[Stored entries]

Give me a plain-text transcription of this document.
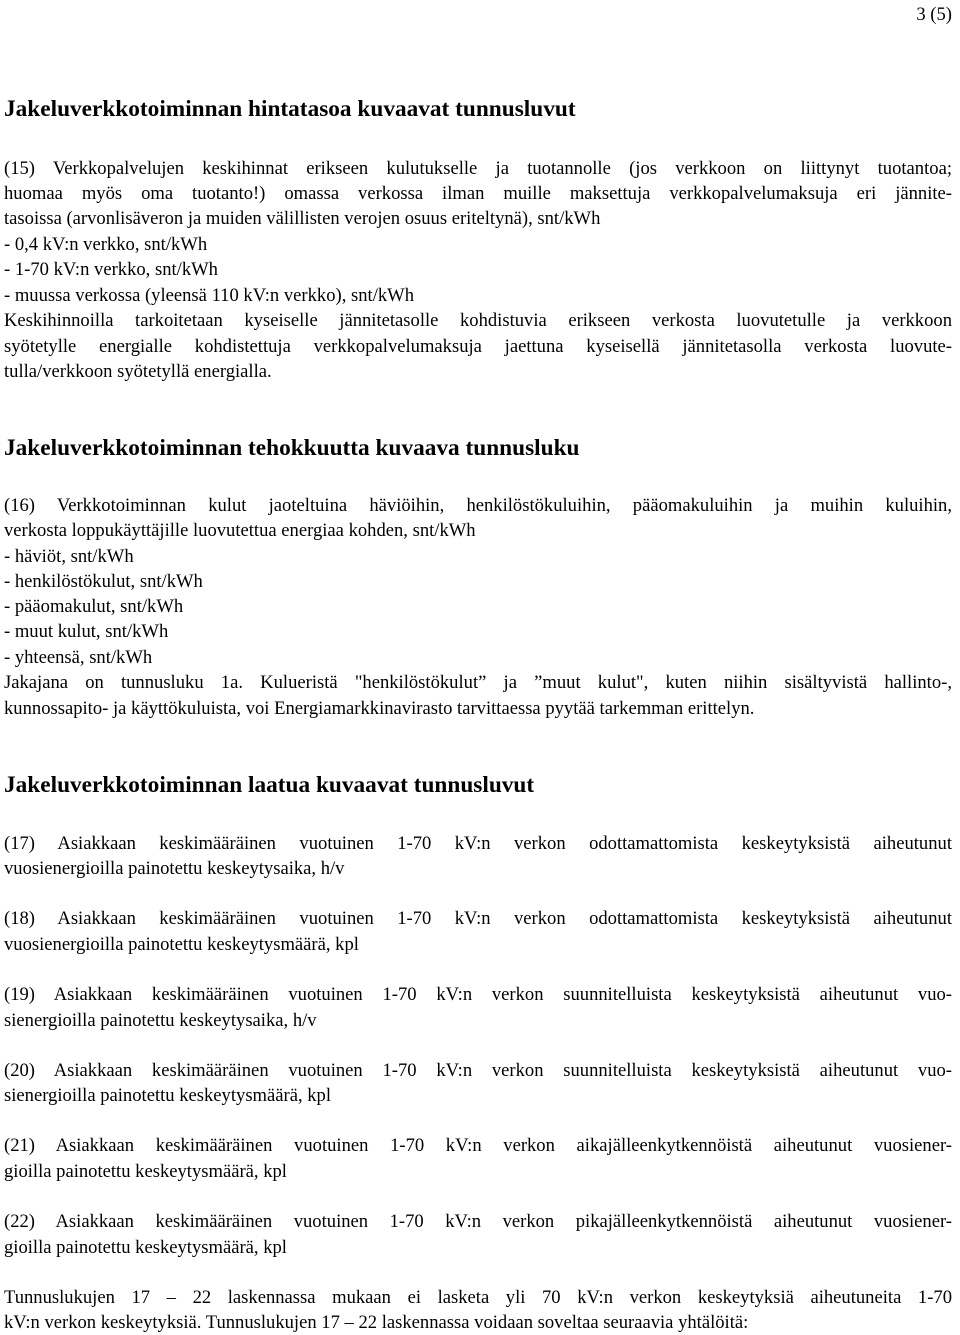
3 (5)
Jakeluverkkotoiminnan hintatasoa kuvaavat tunnusluvut
(15) Verkkopalvelujen keskihinnat erikseen kulutukselle ja tuotannolle (jos verkkoon on liittynyt tuotantoa;
huomaa myös oma tuotanto!) omassa verkossa ilman muille maksettuja verkkopalvelumaksuja eri jännite-
tasoissa (arvonlisäveron ja muiden välillisten verojen osuus eriteltynä), snt/kWh
- 0,4 kV:n verkko, snt/kWh
- 1-70 kV:n verkko, snt/kWh
- muussa verkossa (yleensä 110 kV:n verkko), snt/kWh
Keskihinnoilla tarkoitetaan kyseiselle jännitetasolle kohdistuvia erikseen verkosta luovutetulle ja verkkoon
syötetylle energialle kohdistettuja verkkopalvelumaksuja jaettuna kyseisellä jännitetasolla verkosta luovute-
tulla/verkkoon syötetyllä energialla.
Jakeluverkkotoiminnan tehokkuutta kuvaava tunnusluku
(16) Verkkotoiminnan kulut jaoteltuina häviöihin, henkilöstökuluihin, pääomakuluihin ja muihin kuluihin,
verkosta loppukäyttäjille luovutettua energiaa kohden, snt/kWh
- häviöt, snt/kWh
- henkilöstökulut, snt/kWh
- pääomakulut, snt/kWh
- muut kulut, snt/kWh
- yhteensä, snt/kWh
Jakajana on tunnusluku 1a. Kulueristä "henkilöstökulut” ja ”muut kulut", kuten niihin sisältyvistä hallinto-,
kunnossapito- ja käyttökuluista, voi Energiamarkkinavirasto tarvittaessa pyytää tarkemman erittelyn.
Jakeluverkkotoiminnan laatua kuvaavat tunnusluvut
(17) Asiakkaan keskimääräinen vuotuinen 1-70 kV:n verkon odottamattomista keskeytyksistä aiheutunut
vuosienergioilla painotettu keskeytysaika, h/v
(18) Asiakkaan keskimääräinen vuotuinen 1-70 kV:n verkon odottamattomista keskeytyksistä aiheutunut
vuosienergioilla painotettu keskeytysmäärä, kpl
(19) Asiakkaan keskimääräinen vuotuinen 1-70 kV:n verkon suunnitelluista keskeytyksistä aiheutunut vuo-
sienergioilla painotettu keskeytysaika, h/v
(20) Asiakkaan keskimääräinen vuotuinen 1-70 kV:n verkon suunnitelluista keskeytyksistä aiheutunut vuo-
sienergioilla painotettu keskeytysmäärä, kpl
(21) Asiakkaan keskimääräinen vuotuinen 1-70 kV:n verkon aikajälleenkytkennöistä aiheutunut vuosiener-
gioilla painotettu keskeytysmäärä, kpl
(22) Asiakkaan keskimääräinen vuotuinen 1-70 kV:n verkon pikajälleenkytkennöistä aiheutunut vuosiener-
gioilla painotettu keskeytysmäärä, kpl
Tunnuslukujen 17 – 22 laskennassa mukaan ei lasketa yli 70 kV:n verkon keskeytyksiä aiheutuneita 1-70
kV:n verkon keskeytyksiä. Tunnuslukujen 17 – 22 laskennassa voidaan soveltaa seuraavia yhtälöitä:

## TO DO:
Copy every line of the listing that includes the string "keskeytyksistä".

## FINISHED EXERCISE:
(17) Asiakkaan keskimääräinen vuotuinen 1-70 kV:n verkon odottamattomista keskeytyksistä aiheutunut
(18) Asiakkaan keskimääräinen vuotuinen 1-70 kV:n verkon odottamattomista keskeytyksistä aiheutunut
(19) Asiakkaan keskimääräinen vuotuinen 1-70 kV:n verkon suunnitelluista keskeytyksistä aiheutunut vuo-
(20) Asiakkaan keskimääräinen vuotuinen 1-70 kV:n verkon suunnitelluista keskeytyksistä aiheutunut vuo-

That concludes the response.